→ Set problem:
Copy each line of the data below with the word "冲锋在前".

◇ ◇ ◇ ◇ ◇

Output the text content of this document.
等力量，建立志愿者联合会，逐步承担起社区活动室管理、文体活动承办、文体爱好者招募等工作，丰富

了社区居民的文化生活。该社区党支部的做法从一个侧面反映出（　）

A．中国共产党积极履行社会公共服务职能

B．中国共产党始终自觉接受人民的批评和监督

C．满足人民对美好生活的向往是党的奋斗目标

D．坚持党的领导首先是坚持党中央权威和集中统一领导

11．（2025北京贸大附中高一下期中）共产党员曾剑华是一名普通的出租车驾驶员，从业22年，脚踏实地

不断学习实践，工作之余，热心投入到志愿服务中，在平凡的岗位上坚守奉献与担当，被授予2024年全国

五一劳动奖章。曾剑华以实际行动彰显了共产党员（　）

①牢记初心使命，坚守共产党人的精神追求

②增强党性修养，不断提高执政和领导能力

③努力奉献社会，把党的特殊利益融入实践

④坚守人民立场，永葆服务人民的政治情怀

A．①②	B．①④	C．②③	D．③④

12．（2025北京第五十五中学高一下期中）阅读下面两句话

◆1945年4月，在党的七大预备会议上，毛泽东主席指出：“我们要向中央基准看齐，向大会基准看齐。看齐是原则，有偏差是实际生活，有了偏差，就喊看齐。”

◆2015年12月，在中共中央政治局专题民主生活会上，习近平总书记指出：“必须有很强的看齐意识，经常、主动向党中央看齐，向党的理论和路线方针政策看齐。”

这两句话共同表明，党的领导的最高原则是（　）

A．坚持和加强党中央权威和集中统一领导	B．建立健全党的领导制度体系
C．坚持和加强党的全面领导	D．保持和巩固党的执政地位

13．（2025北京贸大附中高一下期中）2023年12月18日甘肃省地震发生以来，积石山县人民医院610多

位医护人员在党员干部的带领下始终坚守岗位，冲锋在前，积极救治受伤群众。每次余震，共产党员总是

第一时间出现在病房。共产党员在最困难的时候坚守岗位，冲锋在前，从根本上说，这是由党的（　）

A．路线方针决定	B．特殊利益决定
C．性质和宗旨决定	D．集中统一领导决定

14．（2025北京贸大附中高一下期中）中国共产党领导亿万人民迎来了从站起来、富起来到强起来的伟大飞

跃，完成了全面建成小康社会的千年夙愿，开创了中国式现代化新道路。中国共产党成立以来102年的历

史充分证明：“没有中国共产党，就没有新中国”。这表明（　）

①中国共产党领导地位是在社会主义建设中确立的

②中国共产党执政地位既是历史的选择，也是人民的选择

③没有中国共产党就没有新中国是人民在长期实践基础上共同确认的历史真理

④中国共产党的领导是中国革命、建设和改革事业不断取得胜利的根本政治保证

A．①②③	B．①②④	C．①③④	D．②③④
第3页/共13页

◇ ◇ ◇ ◇ ◇

→ Result of the exercise:
位医护人员在党员干部的带领下始终坚守岗位，冲锋在前，积极救治受伤群众。每次余震，共产党员总是
第一时间出现在病房。共产党员在最困难的时候坚守岗位，冲锋在前，从根本上说，这是由党的（　）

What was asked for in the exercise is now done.